# Problem
Find the lines with "type" in them and copy them out.

# Dataset extract
-- Start --
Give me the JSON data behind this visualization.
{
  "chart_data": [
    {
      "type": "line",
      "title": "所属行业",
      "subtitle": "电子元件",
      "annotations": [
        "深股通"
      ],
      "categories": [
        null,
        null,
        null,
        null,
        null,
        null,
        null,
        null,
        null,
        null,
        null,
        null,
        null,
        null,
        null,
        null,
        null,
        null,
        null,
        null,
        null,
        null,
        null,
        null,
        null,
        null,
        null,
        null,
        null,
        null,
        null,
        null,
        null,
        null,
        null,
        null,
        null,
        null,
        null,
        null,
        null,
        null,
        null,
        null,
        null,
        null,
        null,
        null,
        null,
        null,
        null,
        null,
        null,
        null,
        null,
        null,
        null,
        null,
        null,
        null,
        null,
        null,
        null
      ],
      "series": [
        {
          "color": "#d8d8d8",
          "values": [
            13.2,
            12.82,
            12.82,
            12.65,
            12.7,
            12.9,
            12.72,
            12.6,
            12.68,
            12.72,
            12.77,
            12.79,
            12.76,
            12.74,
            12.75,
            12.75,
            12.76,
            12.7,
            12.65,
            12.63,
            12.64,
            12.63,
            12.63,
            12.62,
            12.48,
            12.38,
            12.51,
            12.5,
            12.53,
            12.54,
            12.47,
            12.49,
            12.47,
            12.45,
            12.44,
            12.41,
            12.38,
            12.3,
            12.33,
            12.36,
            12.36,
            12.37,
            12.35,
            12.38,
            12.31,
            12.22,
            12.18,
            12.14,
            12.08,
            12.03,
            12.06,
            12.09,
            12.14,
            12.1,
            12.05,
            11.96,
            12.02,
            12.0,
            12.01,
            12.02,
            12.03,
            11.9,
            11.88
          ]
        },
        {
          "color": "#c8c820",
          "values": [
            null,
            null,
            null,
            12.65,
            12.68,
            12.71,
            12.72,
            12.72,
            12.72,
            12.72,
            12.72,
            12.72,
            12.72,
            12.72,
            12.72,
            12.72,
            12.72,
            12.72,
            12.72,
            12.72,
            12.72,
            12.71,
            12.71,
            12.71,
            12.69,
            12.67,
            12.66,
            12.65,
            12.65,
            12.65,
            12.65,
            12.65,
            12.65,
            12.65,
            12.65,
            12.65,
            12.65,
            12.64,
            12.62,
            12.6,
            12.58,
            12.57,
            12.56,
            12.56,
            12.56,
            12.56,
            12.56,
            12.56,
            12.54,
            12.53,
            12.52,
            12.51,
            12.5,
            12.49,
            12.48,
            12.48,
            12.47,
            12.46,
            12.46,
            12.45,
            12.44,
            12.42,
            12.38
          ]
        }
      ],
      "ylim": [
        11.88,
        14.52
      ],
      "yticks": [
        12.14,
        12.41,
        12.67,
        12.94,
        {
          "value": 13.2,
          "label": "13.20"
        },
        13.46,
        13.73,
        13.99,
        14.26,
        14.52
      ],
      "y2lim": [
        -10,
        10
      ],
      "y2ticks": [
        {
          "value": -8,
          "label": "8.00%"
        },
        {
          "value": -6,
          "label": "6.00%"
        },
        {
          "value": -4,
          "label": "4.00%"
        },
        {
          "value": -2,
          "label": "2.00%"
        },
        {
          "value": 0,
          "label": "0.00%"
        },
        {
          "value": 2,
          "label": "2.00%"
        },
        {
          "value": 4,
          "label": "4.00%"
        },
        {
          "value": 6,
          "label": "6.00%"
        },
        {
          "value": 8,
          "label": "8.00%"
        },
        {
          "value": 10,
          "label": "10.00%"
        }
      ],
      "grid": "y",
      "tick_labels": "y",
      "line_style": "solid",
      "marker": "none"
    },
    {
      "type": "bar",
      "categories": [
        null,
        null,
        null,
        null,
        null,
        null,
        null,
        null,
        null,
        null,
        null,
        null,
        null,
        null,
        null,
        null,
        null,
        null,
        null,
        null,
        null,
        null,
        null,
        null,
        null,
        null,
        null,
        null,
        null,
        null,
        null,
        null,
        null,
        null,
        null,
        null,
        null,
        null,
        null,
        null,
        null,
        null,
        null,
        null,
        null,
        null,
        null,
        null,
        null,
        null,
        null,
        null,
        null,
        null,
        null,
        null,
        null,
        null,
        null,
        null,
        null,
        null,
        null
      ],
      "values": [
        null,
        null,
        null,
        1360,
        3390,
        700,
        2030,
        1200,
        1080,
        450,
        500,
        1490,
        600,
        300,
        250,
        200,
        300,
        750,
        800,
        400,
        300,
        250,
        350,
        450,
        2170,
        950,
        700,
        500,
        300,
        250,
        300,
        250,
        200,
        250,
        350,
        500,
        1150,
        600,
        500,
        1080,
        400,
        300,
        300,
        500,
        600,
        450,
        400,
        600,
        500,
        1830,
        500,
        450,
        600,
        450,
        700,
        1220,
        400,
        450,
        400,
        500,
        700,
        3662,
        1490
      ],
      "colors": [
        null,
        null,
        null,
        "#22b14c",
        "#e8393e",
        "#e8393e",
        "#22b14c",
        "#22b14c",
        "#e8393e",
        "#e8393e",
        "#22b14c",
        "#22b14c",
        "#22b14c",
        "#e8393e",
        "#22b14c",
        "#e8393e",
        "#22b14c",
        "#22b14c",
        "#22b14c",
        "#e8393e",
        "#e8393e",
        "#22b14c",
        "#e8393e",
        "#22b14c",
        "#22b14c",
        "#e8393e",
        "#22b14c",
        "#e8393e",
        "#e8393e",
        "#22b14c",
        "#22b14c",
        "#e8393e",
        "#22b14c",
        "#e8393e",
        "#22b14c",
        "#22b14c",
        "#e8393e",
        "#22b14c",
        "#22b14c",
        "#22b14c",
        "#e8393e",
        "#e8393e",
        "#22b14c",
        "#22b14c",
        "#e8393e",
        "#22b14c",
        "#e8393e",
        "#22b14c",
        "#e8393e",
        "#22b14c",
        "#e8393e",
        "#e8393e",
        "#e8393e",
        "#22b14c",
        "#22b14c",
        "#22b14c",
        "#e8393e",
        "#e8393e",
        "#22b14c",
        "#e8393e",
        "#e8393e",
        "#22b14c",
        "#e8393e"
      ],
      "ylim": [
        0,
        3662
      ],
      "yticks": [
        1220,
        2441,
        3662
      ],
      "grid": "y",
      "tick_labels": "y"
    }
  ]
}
-- End --
-- Start --
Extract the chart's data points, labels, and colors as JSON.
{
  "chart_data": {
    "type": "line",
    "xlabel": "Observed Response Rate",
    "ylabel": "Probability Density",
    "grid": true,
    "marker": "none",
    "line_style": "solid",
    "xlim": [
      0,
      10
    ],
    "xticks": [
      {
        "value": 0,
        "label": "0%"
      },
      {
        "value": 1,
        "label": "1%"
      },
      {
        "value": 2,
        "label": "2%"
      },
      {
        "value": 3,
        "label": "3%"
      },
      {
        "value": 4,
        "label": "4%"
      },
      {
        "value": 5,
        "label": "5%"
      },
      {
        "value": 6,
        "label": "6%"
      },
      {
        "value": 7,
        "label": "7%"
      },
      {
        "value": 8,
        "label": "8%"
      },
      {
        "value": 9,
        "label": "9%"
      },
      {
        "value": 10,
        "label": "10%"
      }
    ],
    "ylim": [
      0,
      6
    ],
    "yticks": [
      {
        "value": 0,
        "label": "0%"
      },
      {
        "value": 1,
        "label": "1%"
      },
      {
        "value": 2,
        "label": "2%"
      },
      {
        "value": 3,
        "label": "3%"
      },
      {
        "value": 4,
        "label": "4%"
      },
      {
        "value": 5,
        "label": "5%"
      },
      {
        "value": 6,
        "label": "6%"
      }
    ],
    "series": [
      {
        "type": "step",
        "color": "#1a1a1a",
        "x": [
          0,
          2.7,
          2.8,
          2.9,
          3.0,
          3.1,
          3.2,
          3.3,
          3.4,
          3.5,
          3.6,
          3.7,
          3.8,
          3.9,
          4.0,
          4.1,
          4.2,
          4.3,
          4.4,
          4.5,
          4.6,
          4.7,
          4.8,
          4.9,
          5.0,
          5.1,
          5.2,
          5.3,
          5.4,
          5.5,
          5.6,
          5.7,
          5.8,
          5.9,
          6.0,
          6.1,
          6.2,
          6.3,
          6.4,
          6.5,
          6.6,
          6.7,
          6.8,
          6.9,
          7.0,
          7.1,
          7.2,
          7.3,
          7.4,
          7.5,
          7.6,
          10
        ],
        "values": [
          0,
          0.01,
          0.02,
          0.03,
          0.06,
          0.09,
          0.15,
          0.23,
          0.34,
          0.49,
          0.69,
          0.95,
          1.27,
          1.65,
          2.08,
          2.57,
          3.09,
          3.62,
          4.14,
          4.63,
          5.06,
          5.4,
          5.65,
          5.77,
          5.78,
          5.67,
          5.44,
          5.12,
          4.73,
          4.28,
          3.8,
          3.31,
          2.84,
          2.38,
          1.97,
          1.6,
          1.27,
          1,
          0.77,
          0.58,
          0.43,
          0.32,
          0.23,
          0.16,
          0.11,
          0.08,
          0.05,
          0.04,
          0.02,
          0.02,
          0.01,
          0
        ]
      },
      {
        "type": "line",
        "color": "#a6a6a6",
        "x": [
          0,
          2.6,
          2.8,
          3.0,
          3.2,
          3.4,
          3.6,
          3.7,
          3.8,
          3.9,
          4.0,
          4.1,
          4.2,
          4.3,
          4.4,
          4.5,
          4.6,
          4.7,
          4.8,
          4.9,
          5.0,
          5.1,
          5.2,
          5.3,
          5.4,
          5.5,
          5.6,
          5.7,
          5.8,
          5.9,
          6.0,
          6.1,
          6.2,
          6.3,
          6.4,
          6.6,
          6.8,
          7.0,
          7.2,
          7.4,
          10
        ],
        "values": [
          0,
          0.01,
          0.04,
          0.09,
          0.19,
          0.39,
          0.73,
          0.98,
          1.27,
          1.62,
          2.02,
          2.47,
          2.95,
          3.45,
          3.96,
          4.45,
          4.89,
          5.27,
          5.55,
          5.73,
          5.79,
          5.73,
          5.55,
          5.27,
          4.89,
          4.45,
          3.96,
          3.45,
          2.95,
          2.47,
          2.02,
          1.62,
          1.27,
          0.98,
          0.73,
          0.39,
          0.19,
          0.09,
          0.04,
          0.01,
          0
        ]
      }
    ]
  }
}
-- End --
# Task result
      "type": "line",
      "type": "bar",
    "type": "line",
        "type": "step",
        "type": "line",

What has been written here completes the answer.